◆ **Compito assegnato A**: Estrai dall'elenco riportato più sotto tutte le righe che contengono la parola "Percentile", rispettando maiuscole e minuscole.

============================================================

Straordinario, al riguardo, il paragrafo in cui Adam viene costretto dall’amico Samuel Hamilton e dal domestico cinese Lee a scegliere un nome per i due figli avuti dalla donna (Cathy) che lo ha abbandonato poco dopo averli partoriti. I nomi verranno pescati, ovviamente, dalla tradizione biblica, ma l’occasione offre a Steinbeck il destro per riflessioni semiserie sul destino di grandi personaggi come Caino e Abele. Il vecchio Samuel a un certo punto osserva divertito: “Non è strano che Caino sia forse il nome più famoso al mondo e, a quanto ne so, portato da un solo uomo?” Lo stesso vecchio contadino irlandese sentenzia subito dopo: “Due storie ci hanno ossessionato e perseguitato fin dall’inizio. Le portiamo con noi, come code invisibili: la storia del peccato originale e quella di Caino e Abele”. Il futuro e il passato, l’amore e l’odio, la mediocrità e la grandezza, la ricchezza e la povertà: tutto il racconto si sviluppa attraverso queste dicotomie che non fanno che ripetere e riproporre e rielaborare la storia di Caino e Abele.
A proemio della quarta e ultima parte del romanzo è il narratore/autore a spiegare la sua poetica. “Io credo che nel mondo ci sia una storia sola, fonte di infinita riflessione e meraviglia… e che si ripete a tutti i livelli del sentimento e dell’intelligenza. Vizio e virtù sono stati trama e ordito della nostra prima presa di coscienza, e saranno il tessuto dell’ultima, e questo malgrado tutti i cambiamenti che potremo imporre a campi, fiumi e montagne, all’economia e a usi e costumi. L’uomo, dopo che si è spazzolato via la polvere e la segatura della vita, resta solo con questa dura, cristallina domanda: era bene o male? Mi sono comportato nel modo giusto o in quello sbagliato?” Insomma per Steinbeck tutto si può ridurre a una lotta fratricida e al conseguente interrogativo morale tra bene e male.
Adam e Charles prima, Aaron e Caleb dopo, attraversano il romanzo per compiere il loro destino di riscatto e redenzione, di tribolazione e martirio. Più di mezzo secolo di storia americana fa poi da sfondo a questo racconto, quasi un controcanto naturale. Per un “realismo” assolutamente originale capace di restituirci un affresco affatto universale della natura umana.
Se non è questo il “grande romanzo americano”, allora il “grande romanzo americano” non esiste.

============================================================

◆ **Compito assegnato B**: Riscrivi in forma più breve il paragrafo del brano qui sopra che comincia con «A proemio della quarta e ultima parte», mantenendone i fatti principali.

◆ **Elenco fornito**:
============================================================

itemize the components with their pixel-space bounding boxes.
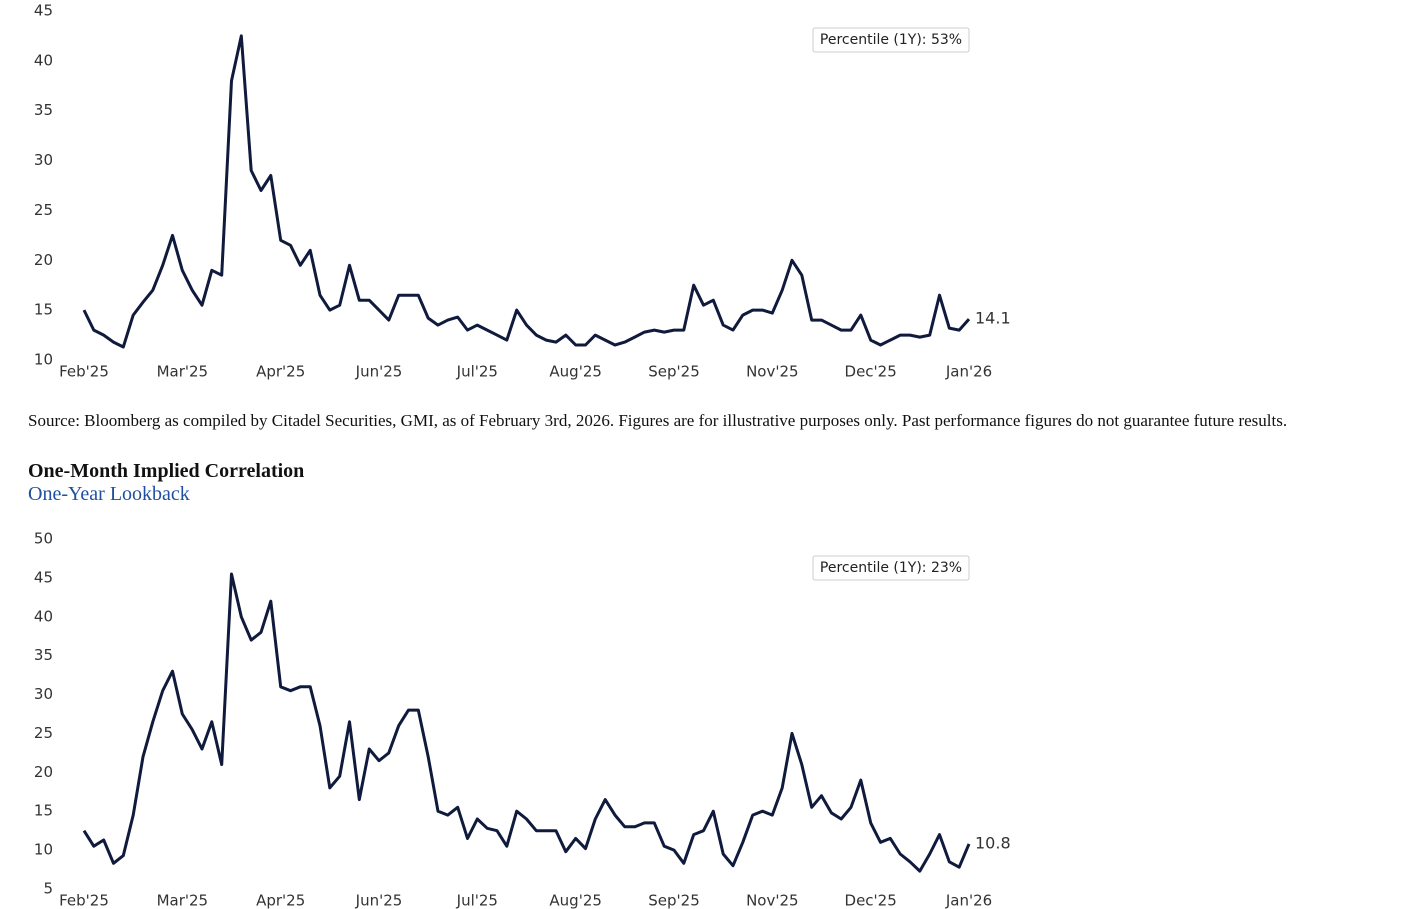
x-tick-label: Feb'25 — [59, 892, 109, 909]
x-tick-label: Feb'25 — [59, 363, 109, 381]
y-tick-label: 25 — [34, 201, 53, 219]
y-tick-label: 15 — [34, 301, 53, 319]
source-note: Source: Bloomberg as compiled by Citadel… — [28, 411, 1287, 430]
y-tick-label: 20 — [34, 251, 53, 269]
y-tick-label: 30 — [34, 151, 53, 169]
x-tick-label: Jan'26 — [945, 892, 992, 909]
y-tick-label: 10 — [34, 351, 53, 369]
y-tick-label: 10 — [34, 841, 53, 859]
x-tick-label: Mar'25 — [157, 363, 209, 381]
x-tick-label: Sep'25 — [648, 363, 699, 381]
y-tick-label: 35 — [34, 646, 53, 664]
y-tick-label: 30 — [34, 685, 53, 703]
x-tick-label: Dec'25 — [845, 892, 897, 909]
y-tick-label: 25 — [34, 724, 53, 742]
annotation: Percentile (1Y): 23% — [820, 560, 962, 576]
x-tick-label: Jan'26 — [945, 363, 992, 381]
y-tick-label: 5 — [43, 880, 53, 898]
x-tick-label: Nov'25 — [746, 892, 799, 909]
annotation-box — [812, 27, 970, 53]
x-tick-label: Aug'25 — [549, 363, 602, 381]
chart-subtitle: One-Year Lookback — [28, 483, 190, 505]
y-tick-label: 50 — [34, 530, 53, 548]
x-tick-label: Mar'25 — [157, 892, 209, 909]
end-value-label: 14.1 — [975, 309, 1011, 328]
x-tick-label: Aug'25 — [549, 892, 602, 909]
x-tick-label: Jun'25 — [355, 363, 403, 381]
y-tick-label: 40 — [34, 51, 53, 69]
annotation: Percentile (1Y): 53% — [820, 32, 962, 48]
x-tick-label: Jun'25 — [355, 892, 403, 909]
chart-title: One-Month Implied Correlation — [28, 460, 304, 482]
annotation-box — [812, 555, 970, 581]
x-tick-label: Dec'25 — [845, 363, 897, 381]
end-value-label: 10.8 — [975, 833, 1011, 852]
x-tick-label: Apr'25 — [256, 363, 305, 381]
x-tick-label: Apr'25 — [256, 892, 305, 909]
x-tick-label: Jul'25 — [456, 363, 498, 381]
y-tick-label: 35 — [34, 101, 53, 119]
data-line — [82, 572, 971, 873]
y-tick-label: 45 — [34, 568, 53, 586]
y-tick-label: 20 — [34, 763, 53, 781]
data-line — [82, 34, 971, 349]
y-tick-label: 45 — [34, 2, 53, 20]
y-tick-label: 40 — [34, 607, 53, 625]
y-tick-label: 15 — [34, 802, 53, 820]
x-tick-label: Nov'25 — [746, 363, 799, 381]
x-tick-label: Jul'25 — [456, 892, 498, 909]
x-tick-label: Sep'25 — [648, 892, 699, 909]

============================================================

◆ **Risposta finale A**:
annotation: Percentile (1Y): 23% — [820, 560, 962, 576]
annotation: Percentile (1Y): 53% — [820, 32, 962, 48]

◆ **Risposta finale B**: All'inizio della quarta e ultima parte del romanzo, il narratore/autore espone la sua poetica: nel mondo esiste una sola storia, che si ripete a ogni livello del sentimento e dell'intelligenza. Vizio e virtù hanno formato la prima presa di coscienza dell'uomo e formeranno anche l'ultima, nonostante ogni cambiamento imposto alla natura, all'economia e ai costumi. Alla fine all'uomo resta una sola domanda: ha agito bene o male? Per Steinbeck, quindi, tutto si riduce a una lotta fratricida e al dilemma morale tra bene e male.